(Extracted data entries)
····················

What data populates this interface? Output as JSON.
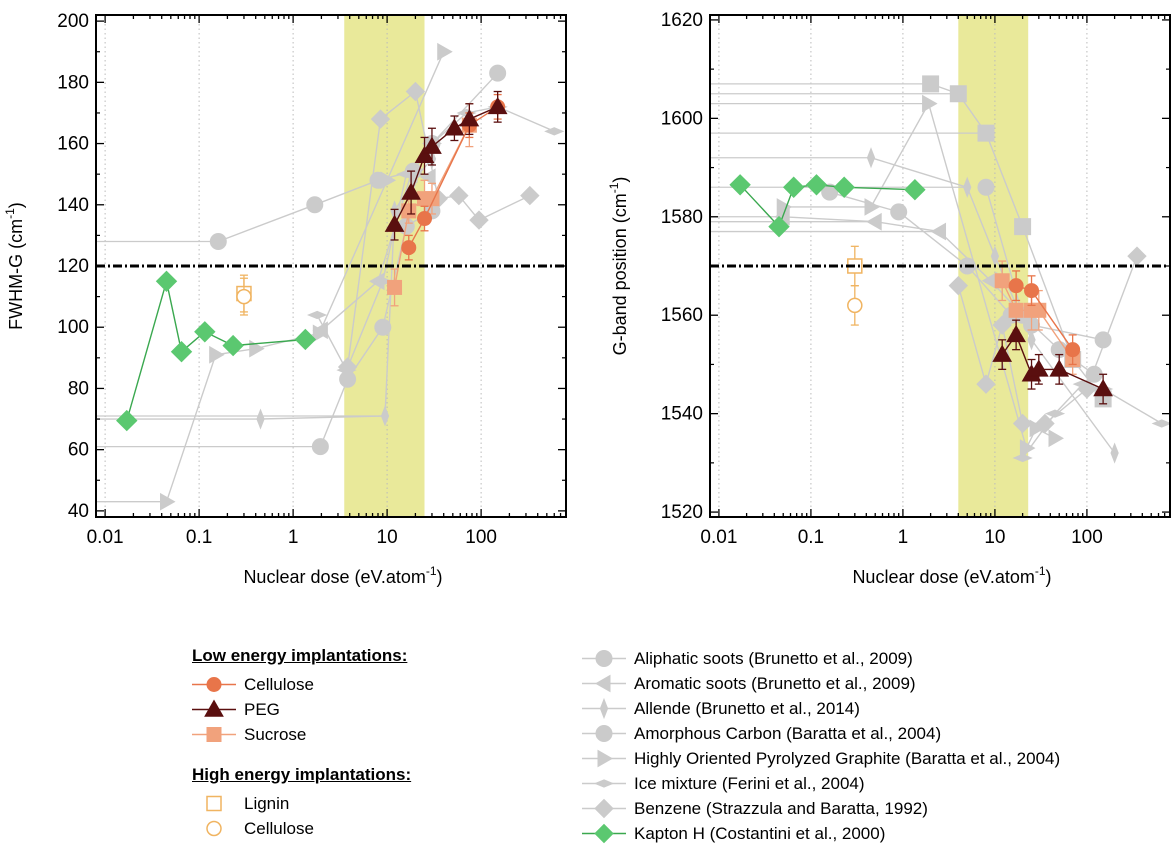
{
  "chart_data": [
    {
      "type": "scatter",
      "xlabel": "Nuclear dose (eV.atom",
      "xlabel_sup": "-1",
      "xlabel_close": ")",
      "ylabel": "FWHM-G (cm",
      "ylabel_sup": "-1",
      "ylabel_close": ")",
      "xscale": "log",
      "xlim": [
        0.008,
        800
      ],
      "ylim": [
        38,
        202
      ],
      "xticks": [
        {
          "v": 0.01,
          "label": "0.01"
        },
        {
          "v": 0.1,
          "label": "0.1"
        },
        {
          "v": 1,
          "label": "1"
        },
        {
          "v": 10,
          "label": "10"
        },
        {
          "v": 100,
          "label": "100"
        }
      ],
      "yticks": [
        {
          "v": 40,
          "label": "40"
        },
        {
          "v": 60,
          "label": "60"
        },
        {
          "v": 80,
          "label": "80"
        },
        {
          "v": 100,
          "label": "100"
        },
        {
          "v": 120,
          "label": "120"
        },
        {
          "v": 140,
          "label": "140"
        },
        {
          "v": 160,
          "label": "160"
        },
        {
          "v": 180,
          "label": "180"
        },
        {
          "v": 200,
          "label": "200"
        }
      ],
      "shaded_x": [
        3.5,
        25
      ],
      "hline": 120,
      "grid": "vertical dotted",
      "series": [
        {
          "key": "aliphatic",
          "arrows": [
            0.16,
            1.95
          ],
          "x": [
            0.16,
            1.7,
            8.0,
            19,
            30,
            150
          ],
          "y": [
            128,
            140,
            148,
            151,
            160,
            183
          ]
        },
        {
          "key": "aromatic",
          "arrows": [],
          "x": [
            2.0,
            8.0,
            18,
            28
          ],
          "y": [
            99,
            115,
            150,
            149
          ]
        },
        {
          "key": "allende",
          "arrows": [
            0.45,
            9.5
          ],
          "x": [
            0.45,
            9.5,
            12,
            19,
            30
          ],
          "y": [
            70,
            71,
            138,
            148,
            155
          ]
        },
        {
          "key": "amorphous",
          "arrows": [
            1.95
          ],
          "x": [
            1.95,
            3.8,
            9.0,
            16,
            30
          ],
          "y": [
            61,
            83,
            100,
            133,
            138
          ]
        },
        {
          "key": "hopg",
          "arrows": [
            0.045
          ],
          "x": [
            0.045,
            0.15,
            0.4,
            1.9,
            10,
            40
          ],
          "y": [
            43,
            91,
            93,
            98,
            148,
            190
          ]
        },
        {
          "key": "ice",
          "arrows": [],
          "x": [
            1.8,
            3.7,
            9.0,
            16,
            30,
            70,
            150,
            600
          ],
          "y": [
            104,
            86,
            115,
            150,
            160,
            170,
            172,
            164
          ]
        },
        {
          "key": "benzene",
          "arrows": [],
          "x": [
            3.8,
            8.5,
            20,
            35,
            58,
            95,
            330
          ],
          "y": [
            87,
            168,
            177,
            142,
            143,
            135,
            143
          ]
        },
        {
          "key": "kapton",
          "x": [
            0.017,
            0.045,
            0.065,
            0.115,
            0.23,
            1.35
          ],
          "y": [
            69.5,
            115,
            92,
            98.5,
            94,
            96
          ]
        },
        {
          "key": "cellulose",
          "x": [
            17,
            25,
            75,
            150
          ],
          "y": [
            126,
            135.5,
            166,
            172
          ],
          "err": [
            4,
            4,
            4,
            4
          ]
        },
        {
          "key": "peg",
          "x": [
            12,
            18,
            25,
            30,
            52,
            75,
            150
          ],
          "y": [
            133.5,
            144,
            156,
            159,
            165,
            168,
            172
          ],
          "err": [
            5,
            7,
            6,
            6,
            4,
            5,
            5
          ]
        },
        {
          "key": "sucrose",
          "x": [
            12,
            17,
            25,
            30,
            75
          ],
          "y": [
            113,
            138,
            142,
            142,
            166
          ],
          "err": [
            6,
            4,
            6,
            5,
            7
          ]
        },
        {
          "key": "lignin_he",
          "x": [
            0.3
          ],
          "y": [
            111
          ],
          "err": [
            6
          ]
        },
        {
          "key": "cellulose_he",
          "x": [
            0.3
          ],
          "y": [
            110
          ],
          "err": [
            6
          ]
        }
      ]
    },
    {
      "type": "scatter",
      "xlabel": "Nuclear dose (eV.atom",
      "xlabel_sup": "-1",
      "xlabel_close": ")",
      "ylabel": "G-band position (cm",
      "ylabel_sup": "-1",
      "ylabel_close": ")",
      "xscale": "log",
      "xlim": [
        0.008,
        800
      ],
      "ylim": [
        1519,
        1621
      ],
      "xticks": [
        {
          "v": 0.01,
          "label": "0.01"
        },
        {
          "v": 0.1,
          "label": "0.1"
        },
        {
          "v": 1,
          "label": "1"
        },
        {
          "v": 10,
          "label": "10"
        },
        {
          "v": 100,
          "label": "100"
        }
      ],
      "yticks": [
        {
          "v": 1520,
          "label": "1520"
        },
        {
          "v": 1540,
          "label": "1540"
        },
        {
          "v": 1560,
          "label": "1560"
        },
        {
          "v": 1580,
          "label": "1580"
        },
        {
          "v": 1600,
          "label": "1600"
        },
        {
          "v": 1620,
          "label": "1620"
        }
      ],
      "shaded_x": [
        4,
        23
      ],
      "hline": 1570,
      "grid": "vertical dotted",
      "series": [
        {
          "key": "aliphatic",
          "arrows": [],
          "x": [
            0.16,
            0.9,
            5.0,
            15,
            25,
            150
          ],
          "y": [
            1585,
            1581,
            1570,
            1560,
            1558,
            1555
          ]
        },
        {
          "key": "aromatic",
          "arrows": [
            0.05,
            0.5,
            2.5
          ],
          "x": [
            0.05,
            0.5,
            2.5,
            9.0,
            20
          ],
          "y": [
            1580,
            1579,
            1577,
            1567,
            1560
          ]
        },
        {
          "key": "allende",
          "arrows": [
            0.45,
            5.0
          ],
          "x": [
            0.45,
            5.0,
            10,
            25,
            200
          ],
          "y": [
            1592,
            1586,
            1572,
            1555,
            1532
          ]
        },
        {
          "key": "amorphous",
          "arrows": [],
          "x": [
            8.0,
            20,
            50,
            120
          ],
          "y": [
            1586,
            1560,
            1553,
            1548
          ]
        },
        {
          "key": "hopg",
          "arrows": [
            1.9
          ],
          "x": [
            0.05,
            0.45,
            1.9,
            22,
            28,
            45
          ],
          "y": [
            1582,
            1582,
            1603,
            1533,
            1537,
            1535
          ]
        },
        {
          "key": "ice",
          "arrows": [],
          "x": [
            20,
            45,
            90,
            150,
            650
          ],
          "y": [
            1531,
            1540,
            1546,
            1545,
            1538
          ]
        },
        {
          "key": "benzene",
          "arrows": [],
          "x": [
            4.0,
            8.0,
            12,
            20,
            35,
            100,
            350
          ],
          "y": [
            1566,
            1546,
            1558,
            1538,
            1538,
            1545,
            1572
          ]
        },
        {
          "key": "grey_square",
          "arrows": [
            2.0,
            4.0,
            8.0
          ],
          "x": [
            2.0,
            4.0,
            8.0,
            20,
            70,
            150
          ],
          "y": [
            1607,
            1605,
            1597,
            1578,
            1551,
            1543
          ]
        },
        {
          "key": "kapton",
          "x": [
            0.017,
            0.045,
            0.065,
            0.115,
            0.23,
            1.35
          ],
          "y": [
            1586.5,
            1578,
            1586,
            1586.5,
            1586,
            1585.5
          ]
        },
        {
          "key": "cellulose",
          "x": [
            17,
            25,
            70
          ],
          "y": [
            1566,
            1565,
            1553
          ],
          "err": [
            3,
            3,
            3
          ]
        },
        {
          "key": "peg",
          "x": [
            12,
            17,
            25,
            30,
            50,
            150
          ],
          "y": [
            1552,
            1556,
            1548,
            1549,
            1549,
            1545
          ],
          "err": [
            3,
            3,
            3,
            3,
            3,
            3
          ]
        },
        {
          "key": "sucrose",
          "x": [
            12,
            17,
            25,
            30,
            70
          ],
          "y": [
            1567,
            1561,
            1561,
            1561,
            1551
          ],
          "err": [
            4,
            4,
            4,
            4,
            3
          ]
        },
        {
          "key": "lignin_he",
          "x": [
            0.3
          ],
          "y": [
            1570
          ],
          "err": [
            4
          ]
        },
        {
          "key": "cellulose_he",
          "x": [
            0.3
          ],
          "y": [
            1562
          ],
          "err": [
            4
          ]
        }
      ]
    }
  ],
  "legend": {
    "low_title": "Low energy implantations:",
    "low_items": [
      {
        "key": "cellulose",
        "label": "Cellulose"
      },
      {
        "key": "peg",
        "label": "PEG"
      },
      {
        "key": "sucrose",
        "label": "Sucrose"
      }
    ],
    "high_title": "High energy implantations:",
    "high_items": [
      {
        "key": "lignin_he",
        "label": "Lignin"
      },
      {
        "key": "cellulose_he",
        "label": "Cellulose"
      }
    ],
    "lit_items": [
      {
        "key": "aliphatic",
        "label": "Aliphatic soots (Brunetto et al., 2009)"
      },
      {
        "key": "aromatic",
        "label": "Aromatic soots (Brunetto et al., 2009)"
      },
      {
        "key": "allende",
        "label": "Allende (Brunetto et al., 2014)"
      },
      {
        "key": "amorphous",
        "label": "Amorphous Carbon (Baratta et al., 2004)"
      },
      {
        "key": "hopg",
        "label": "Highly Oriented Pyrolyzed Graphite (Baratta et al., 2004)"
      },
      {
        "key": "ice",
        "label": "Ice mixture (Ferini et al., 2004)"
      },
      {
        "key": "benzene",
        "label": "Benzene (Strazzula and Baratta, 1992)"
      },
      {
        "key": "kapton",
        "label": "Kapton H (Costantini et al., 2000)"
      }
    ]
  },
  "colors": {
    "grey": "#cbcbcb",
    "kapton": "#5bc870",
    "kapton_line": "#3aa84f",
    "cellulose": "#e8754a",
    "peg": "#5a0f0f",
    "sucrose": "#f1a27c",
    "highenergy": "#f0b461",
    "shade": "#e9e99a",
    "hline": "#000000"
  }
}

····················

[To do] Copy each line of the records containing the string "Brunetto".

[Solution to this problem]
        "label": "Aliphatic soots (Brunetto et al., 2009)"
        "label": "Aromatic soots (Brunetto et al., 2009)"
        "label": "Allende (Brunetto et al., 2014)"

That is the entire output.